--- Start ---

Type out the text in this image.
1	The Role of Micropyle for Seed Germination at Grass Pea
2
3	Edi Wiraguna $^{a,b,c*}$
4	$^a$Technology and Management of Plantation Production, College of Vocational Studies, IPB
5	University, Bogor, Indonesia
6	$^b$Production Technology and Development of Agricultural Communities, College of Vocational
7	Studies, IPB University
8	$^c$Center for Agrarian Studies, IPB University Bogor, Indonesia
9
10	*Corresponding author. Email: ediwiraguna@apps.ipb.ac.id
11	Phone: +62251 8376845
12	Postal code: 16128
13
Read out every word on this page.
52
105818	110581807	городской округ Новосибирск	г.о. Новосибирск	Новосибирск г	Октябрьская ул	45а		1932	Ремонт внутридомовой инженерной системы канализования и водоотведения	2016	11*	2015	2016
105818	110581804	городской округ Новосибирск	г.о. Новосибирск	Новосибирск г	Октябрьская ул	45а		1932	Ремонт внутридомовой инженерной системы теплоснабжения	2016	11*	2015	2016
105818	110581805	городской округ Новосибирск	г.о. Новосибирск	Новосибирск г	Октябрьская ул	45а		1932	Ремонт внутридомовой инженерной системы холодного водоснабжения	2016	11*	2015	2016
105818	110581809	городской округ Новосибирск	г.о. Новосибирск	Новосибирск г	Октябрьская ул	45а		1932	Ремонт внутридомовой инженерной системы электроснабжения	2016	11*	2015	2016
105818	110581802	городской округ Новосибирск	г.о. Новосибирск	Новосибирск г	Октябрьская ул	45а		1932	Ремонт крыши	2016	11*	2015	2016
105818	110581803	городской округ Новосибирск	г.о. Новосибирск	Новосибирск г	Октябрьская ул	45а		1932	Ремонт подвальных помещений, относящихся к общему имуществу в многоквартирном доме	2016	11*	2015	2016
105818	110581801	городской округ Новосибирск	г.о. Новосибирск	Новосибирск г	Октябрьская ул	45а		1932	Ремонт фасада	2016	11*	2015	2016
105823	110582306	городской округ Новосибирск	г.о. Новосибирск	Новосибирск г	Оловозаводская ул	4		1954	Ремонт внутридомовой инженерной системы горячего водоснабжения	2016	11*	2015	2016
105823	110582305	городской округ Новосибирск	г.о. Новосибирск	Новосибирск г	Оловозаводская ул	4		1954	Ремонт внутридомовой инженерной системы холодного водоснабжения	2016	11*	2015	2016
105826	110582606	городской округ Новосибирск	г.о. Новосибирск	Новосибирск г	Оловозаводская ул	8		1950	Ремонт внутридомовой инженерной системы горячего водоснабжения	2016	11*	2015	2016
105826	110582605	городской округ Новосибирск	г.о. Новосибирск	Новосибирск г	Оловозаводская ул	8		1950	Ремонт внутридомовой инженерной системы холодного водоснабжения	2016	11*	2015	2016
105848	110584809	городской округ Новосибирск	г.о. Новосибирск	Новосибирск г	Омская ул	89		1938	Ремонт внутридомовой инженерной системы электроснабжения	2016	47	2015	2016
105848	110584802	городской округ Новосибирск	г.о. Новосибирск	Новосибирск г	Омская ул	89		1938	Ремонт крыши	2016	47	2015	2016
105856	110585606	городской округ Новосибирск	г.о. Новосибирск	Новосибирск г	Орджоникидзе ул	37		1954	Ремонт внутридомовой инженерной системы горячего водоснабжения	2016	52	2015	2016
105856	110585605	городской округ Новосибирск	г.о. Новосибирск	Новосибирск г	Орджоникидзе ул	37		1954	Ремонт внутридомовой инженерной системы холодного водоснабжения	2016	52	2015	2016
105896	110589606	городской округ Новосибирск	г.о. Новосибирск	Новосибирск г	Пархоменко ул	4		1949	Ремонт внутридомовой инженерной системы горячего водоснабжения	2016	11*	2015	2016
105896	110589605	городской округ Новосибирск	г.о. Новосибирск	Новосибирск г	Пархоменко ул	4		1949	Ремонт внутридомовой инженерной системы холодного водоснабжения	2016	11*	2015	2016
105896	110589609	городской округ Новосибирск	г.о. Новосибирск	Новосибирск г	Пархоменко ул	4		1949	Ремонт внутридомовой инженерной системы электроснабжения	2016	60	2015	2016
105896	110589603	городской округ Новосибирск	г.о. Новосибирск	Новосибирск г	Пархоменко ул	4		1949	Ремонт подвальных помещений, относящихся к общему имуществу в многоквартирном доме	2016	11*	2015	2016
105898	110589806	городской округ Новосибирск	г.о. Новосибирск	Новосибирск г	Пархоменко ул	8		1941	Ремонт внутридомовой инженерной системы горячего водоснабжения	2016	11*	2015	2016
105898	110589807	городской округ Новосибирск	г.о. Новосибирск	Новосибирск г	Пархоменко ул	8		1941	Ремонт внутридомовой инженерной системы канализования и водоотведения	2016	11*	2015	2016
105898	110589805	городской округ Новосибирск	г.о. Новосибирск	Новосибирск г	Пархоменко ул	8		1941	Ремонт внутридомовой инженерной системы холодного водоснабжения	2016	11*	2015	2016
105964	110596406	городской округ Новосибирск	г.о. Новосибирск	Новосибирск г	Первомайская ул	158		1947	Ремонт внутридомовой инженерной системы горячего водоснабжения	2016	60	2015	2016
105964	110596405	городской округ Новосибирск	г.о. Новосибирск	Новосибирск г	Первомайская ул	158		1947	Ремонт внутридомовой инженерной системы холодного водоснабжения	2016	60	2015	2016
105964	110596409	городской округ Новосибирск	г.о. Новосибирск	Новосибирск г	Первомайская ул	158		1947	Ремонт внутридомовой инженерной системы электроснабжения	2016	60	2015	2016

--- End ---

Task goal —
Set down the entries above again, word for word.

The answer —
Type out the text in this image.
1	The Role of Micropyle for Seed Germination at Grass Pea
2
3	Edi Wiraguna $^{a,b,c*}$
4	$^a$Technology and Management of Plantation Production, College of Vocational Studies, IPB
5	University, Bogor, Indonesia
6	$^b$Production Technology and Development of Agricultural Communities, College of Vocational
7	Studies, IPB University
8	$^c$Center for Agrarian Studies, IPB University Bogor, Indonesia
9
10	*Corresponding author. Email: ediwiraguna@apps.ipb.ac.id
11	Phone: +62251 8376845
12	Postal code: 16128
13
Read out every word on this page.
52
105818	110581807	городской округ Новосибирск	г.о. Новосибирск	Новосибирск г	Октябрьская ул	45а		1932	Ремонт внутридомовой инженерной системы канализования и водоотведения	2016	11*	2015	2016
105818	110581804	городской округ Новосибирск	г.о. Новосибирск	Новосибирск г	Октябрьская ул	45а		1932	Ремонт внутридомовой инженерной системы теплоснабжения	2016	11*	2015	2016
105818	110581805	городской округ Новосибирск	г.о. Новосибирск	Новосибирск г	Октябрьская ул	45а		1932	Ремонт внутридомовой инженерной системы холодного водоснабжения	2016	11*	2015	2016
105818	110581809	городской округ Новосибирск	г.о. Новосибирск	Новосибирск г	Октябрьская ул	45а		1932	Ремонт внутридомовой инженерной системы электроснабжения	2016	11*	2015	2016
105818	110581802	городской округ Новосибирск	г.о. Новосибирск	Новосибирск г	Октябрьская ул	45а		1932	Ремонт крыши	2016	11*	2015	2016
105818	110581803	городской округ Новосибирск	г.о. Новосибирск	Новосибирск г	Октябрьская ул	45а		1932	Ремонт подвальных помещений, относящихся к общему имуществу в многоквартирном доме	2016	11*	2015	2016
105818	110581801	городской округ Новосибирск	г.о. Новосибирск	Новосибирск г	Октябрьская ул	45а		1932	Ремонт фасада	2016	11*	2015	2016
105823	110582306	городской округ Новосибирск	г.о. Новосибирск	Новосибирск г	Оловозаводская ул	4		1954	Ремонт внутридомовой инженерной системы горячего водоснабжения	2016	11*	2015	2016
105823	110582305	городской округ Новосибирск	г.о. Новосибирск	Новосибирск г	Оловозаводская ул	4		1954	Ремонт внутридомовой инженерной системы холодного водоснабжения	2016	11*	2015	2016
105826	110582606	городской округ Новосибирск	г.о. Новосибирск	Новосибирск г	Оловозаводская ул	8		1950	Ремонт внутридомовой инженерной системы горячего водоснабжения	2016	11*	2015	2016
105826	110582605	городской округ Новосибирск	г.о. Новосибирск	Новосибирск г	Оловозаводская ул	8		1950	Ремонт внутридомовой инженерной системы холодного водоснабжения	2016	11*	2015	2016
105848	110584809	городской округ Новосибирск	г.о. Новосибирск	Новосибирск г	Омская ул	89		1938	Ремонт внутридомовой инженерной системы электроснабжения	2016	47	2015	2016
105848	110584802	городской округ Новосибирск	г.о. Новосибирск	Новосибирск г	Омская ул	89		1938	Ремонт крыши	2016	47	2015	2016
105856	110585606	городской округ Новосибирск	г.о. Новосибирск	Новосибирск г	Орджоникидзе ул	37		1954	Ремонт внутридомовой инженерной системы горячего водоснабжения	2016	52	2015	2016
105856	110585605	городской округ Новосибирск	г.о. Новосибирск	Новосибирск г	Орджоникидзе ул	37		1954	Ремонт внутридомовой инженерной системы холодного водоснабжения	2016	52	2015	2016
105896	110589606	городской округ Новосибирск	г.о. Новосибирск	Новосибирск г	Пархоменко ул	4		1949	Ремонт внутридомовой инженерной системы горячего водоснабжения	2016	11*	2015	2016
105896	110589605	городской округ Новосибирск	г.о. Новосибирск	Новосибирск г	Пархоменко ул	4		1949	Ремонт внутридомовой инженерной системы холодного водоснабжения	2016	11*	2015	2016
105896	110589609	городской округ Новосибирск	г.о. Новосибирск	Новосибирск г	Пархоменко ул	4		1949	Ремонт внутридомовой инженерной системы электроснабжения	2016	60	2015	2016
105896	110589603	городской округ Новосибирск	г.о. Новосибирск	Новосибирск г	Пархоменко ул	4		1949	Ремонт подвальных помещений, относящихся к общему имуществу в многоквартирном доме	2016	11*	2015	2016
105898	110589806	городской округ Новосибирск	г.о. Новосибирск	Новосибирск г	Пархоменко ул	8		1941	Ремонт внутридомовой инженерной системы горячего водоснабжения	2016	11*	2015	2016
105898	110589807	городской округ Новосибирск	г.о. Новосибирск	Новосибирск г	Пархоменко ул	8		1941	Ремонт внутридомовой инженерной системы канализования и водоотведения	2016	11*	2015	2016
105898	110589805	городской округ Новосибирск	г.о. Новосибирск	Новосибирск г	Пархоменко ул	8		1941	Ремонт внутридомовой инженерной системы холодного водоснабжения	2016	11*	2015	2016
105964	110596406	городской округ Новосибирск	г.о. Новосибирск	Новосибирск г	Первомайская ул	158		1947	Ремонт внутридомовой инженерной системы горячего водоснабжения	2016	60	2015	2016
105964	110596405	городской округ Новосибирск	г.о. Новосибирск	Новосибирск г	Первомайская ул	158		1947	Ремонт внутридомовой инженерной системы холодного водоснабжения	2016	60	2015	2016
105964	110596409	городской округ Новосибирск	г.о. Новосибирск	Новосибирск г	Первомайская ул	158		1947	Ремонт внутридомовой инженерной системы электроснабжения	2016	60	2015	2016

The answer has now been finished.